Would you output the whole listing below, exactly as it reads?

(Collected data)
+++++

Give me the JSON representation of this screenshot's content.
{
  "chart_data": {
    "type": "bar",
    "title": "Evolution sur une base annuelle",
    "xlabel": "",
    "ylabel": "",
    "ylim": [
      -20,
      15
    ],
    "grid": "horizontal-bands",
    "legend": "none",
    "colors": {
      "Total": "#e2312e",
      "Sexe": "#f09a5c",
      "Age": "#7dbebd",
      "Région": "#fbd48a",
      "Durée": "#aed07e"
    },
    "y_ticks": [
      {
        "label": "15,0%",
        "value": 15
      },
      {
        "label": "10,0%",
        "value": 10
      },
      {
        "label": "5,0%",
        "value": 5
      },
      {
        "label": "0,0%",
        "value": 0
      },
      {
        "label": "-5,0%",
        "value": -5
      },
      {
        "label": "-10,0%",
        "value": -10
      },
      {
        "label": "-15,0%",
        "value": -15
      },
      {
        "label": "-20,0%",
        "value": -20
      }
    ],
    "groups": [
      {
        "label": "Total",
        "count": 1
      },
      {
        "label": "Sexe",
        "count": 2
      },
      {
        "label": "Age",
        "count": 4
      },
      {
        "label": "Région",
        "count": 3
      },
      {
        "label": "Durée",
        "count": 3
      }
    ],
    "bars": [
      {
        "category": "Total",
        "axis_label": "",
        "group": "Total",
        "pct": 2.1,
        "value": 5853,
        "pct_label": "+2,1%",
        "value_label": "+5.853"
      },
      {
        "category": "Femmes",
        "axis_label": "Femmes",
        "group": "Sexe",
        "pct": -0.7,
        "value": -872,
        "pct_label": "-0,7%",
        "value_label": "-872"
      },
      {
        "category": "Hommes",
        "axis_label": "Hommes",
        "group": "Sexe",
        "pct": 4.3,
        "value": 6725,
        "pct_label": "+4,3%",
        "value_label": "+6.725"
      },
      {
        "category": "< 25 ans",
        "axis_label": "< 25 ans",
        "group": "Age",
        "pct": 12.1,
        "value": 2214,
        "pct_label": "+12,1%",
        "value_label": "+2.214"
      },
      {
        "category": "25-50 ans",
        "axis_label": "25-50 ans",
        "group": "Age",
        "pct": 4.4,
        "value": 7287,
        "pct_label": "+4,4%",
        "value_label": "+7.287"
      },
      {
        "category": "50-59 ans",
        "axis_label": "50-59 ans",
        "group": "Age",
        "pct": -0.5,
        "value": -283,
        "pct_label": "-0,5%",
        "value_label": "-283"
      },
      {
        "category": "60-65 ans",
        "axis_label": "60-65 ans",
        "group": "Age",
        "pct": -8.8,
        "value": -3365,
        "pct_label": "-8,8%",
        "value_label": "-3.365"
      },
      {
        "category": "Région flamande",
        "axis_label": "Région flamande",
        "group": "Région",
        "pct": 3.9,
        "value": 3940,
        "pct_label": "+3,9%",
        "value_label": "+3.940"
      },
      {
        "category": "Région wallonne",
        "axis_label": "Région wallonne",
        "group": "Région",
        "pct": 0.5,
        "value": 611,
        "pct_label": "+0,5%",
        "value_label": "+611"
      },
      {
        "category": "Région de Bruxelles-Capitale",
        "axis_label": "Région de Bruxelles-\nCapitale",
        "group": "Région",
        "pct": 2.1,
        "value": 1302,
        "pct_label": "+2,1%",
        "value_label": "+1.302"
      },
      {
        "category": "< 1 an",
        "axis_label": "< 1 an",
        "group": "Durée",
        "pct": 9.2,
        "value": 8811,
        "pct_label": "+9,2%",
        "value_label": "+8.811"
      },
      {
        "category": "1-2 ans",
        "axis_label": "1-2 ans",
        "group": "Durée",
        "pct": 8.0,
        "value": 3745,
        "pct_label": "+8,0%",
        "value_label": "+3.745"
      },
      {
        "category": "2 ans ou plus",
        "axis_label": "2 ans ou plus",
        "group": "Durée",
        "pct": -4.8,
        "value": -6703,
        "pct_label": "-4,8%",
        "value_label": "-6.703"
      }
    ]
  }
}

+++++

**Solution to this exercise**
Give me the JSON representation of this screenshot's content.
{
  "chart_data": {
    "type": "bar",
    "title": "Evolution sur une base annuelle",
    "xlabel": "",
    "ylabel": "",
    "ylim": [
      -20,
      15
    ],
    "grid": "horizontal-bands",
    "legend": "none",
    "colors": {
      "Total": "#e2312e",
      "Sexe": "#f09a5c",
      "Age": "#7dbebd",
      "Région": "#fbd48a",
      "Durée": "#aed07e"
    },
    "y_ticks": [
      {
        "label": "15,0%",
        "value": 15
      },
      {
        "label": "10,0%",
        "value": 10
      },
      {
        "label": "5,0%",
        "value": 5
      },
      {
        "label": "0,0%",
        "value": 0
      },
      {
        "label": "-5,0%",
        "value": -5
      },
      {
        "label": "-10,0%",
        "value": -10
      },
      {
        "label": "-15,0%",
        "value": -15
      },
      {
        "label": "-20,0%",
        "value": -20
      }
    ],
    "groups": [
      {
        "label": "Total",
        "count": 1
      },
      {
        "label": "Sexe",
        "count": 2
      },
      {
        "label": "Age",
        "count": 4
      },
      {
        "label": "Région",
        "count": 3
      },
      {
        "label": "Durée",
        "count": 3
      }
    ],
    "bars": [
      {
        "category": "Total",
        "axis_label": "",
        "group": "Total",
        "pct": 2.1,
        "value": 5853,
        "pct_label": "+2,1%",
        "value_label": "+5.853"
      },
      {
        "category": "Femmes",
        "axis_label": "Femmes",
        "group": "Sexe",
        "pct": -0.7,
        "value": -872,
        "pct_label": "-0,7%",
        "value_label": "-872"
      },
      {
        "category": "Hommes",
        "axis_label": "Hommes",
        "group": "Sexe",
        "pct": 4.3,
        "value": 6725,
        "pct_label": "+4,3%",
        "value_label": "+6.725"
      },
      {
        "category": "< 25 ans",
        "axis_label": "< 25 ans",
        "group": "Age",
        "pct": 12.1,
        "value": 2214,
        "pct_label": "+12,1%",
        "value_label": "+2.214"
      },
      {
        "category": "25-50 ans",
        "axis_label": "25-50 ans",
        "group": "Age",
        "pct": 4.4,
        "value": 7287,
        "pct_label": "+4,4%",
        "value_label": "+7.287"
      },
      {
        "category": "50-59 ans",
        "axis_label": "50-59 ans",
        "group": "Age",
        "pct": -0.5,
        "value": -283,
        "pct_label": "-0,5%",
        "value_label": "-283"
      },
      {
        "category": "60-65 ans",
        "axis_label": "60-65 ans",
        "group": "Age",
        "pct": -8.8,
        "value": -3365,
        "pct_label": "-8,8%",
        "value_label": "-3.365"
      },
      {
        "category": "Région flamande",
        "axis_label": "Région flamande",
        "group": "Région",
        "pct": 3.9,
        "value": 3940,
        "pct_label": "+3,9%",
        "value_label": "+3.940"
      },
      {
        "category": "Région wallonne",
        "axis_label": "Région wallonne",
        "group": "Région",
        "pct": 0.5,
        "value": 611,
        "pct_label": "+0,5%",
        "value_label": "+611"
      },
      {
        "category": "Région de Bruxelles-Capitale",
        "axis_label": "Région de Bruxelles-\nCapitale",
        "group": "Région",
        "pct": 2.1,
        "value": 1302,
        "pct_label": "+2,1%",
        "value_label": "+1.302"
      },
      {
        "category": "< 1 an",
        "axis_label": "< 1 an",
        "group": "Durée",
        "pct": 9.2,
        "value": 8811,
        "pct_label": "+9,2%",
        "value_label": "+8.811"
      },
      {
        "category": "1-2 ans",
        "axis_label": "1-2 ans",
        "group": "Durée",
        "pct": 8.0,
        "value": 3745,
        "pct_label": "+8,0%",
        "value_label": "+3.745"
      },
      {
        "category": "2 ans ou plus",
        "axis_label": "2 ans ou plus",
        "group": "Durée",
        "pct": -4.8,
        "value": -6703,
        "pct_label": "-4,8%",
        "value_label": "-6.703"
      }
    ]
  }
}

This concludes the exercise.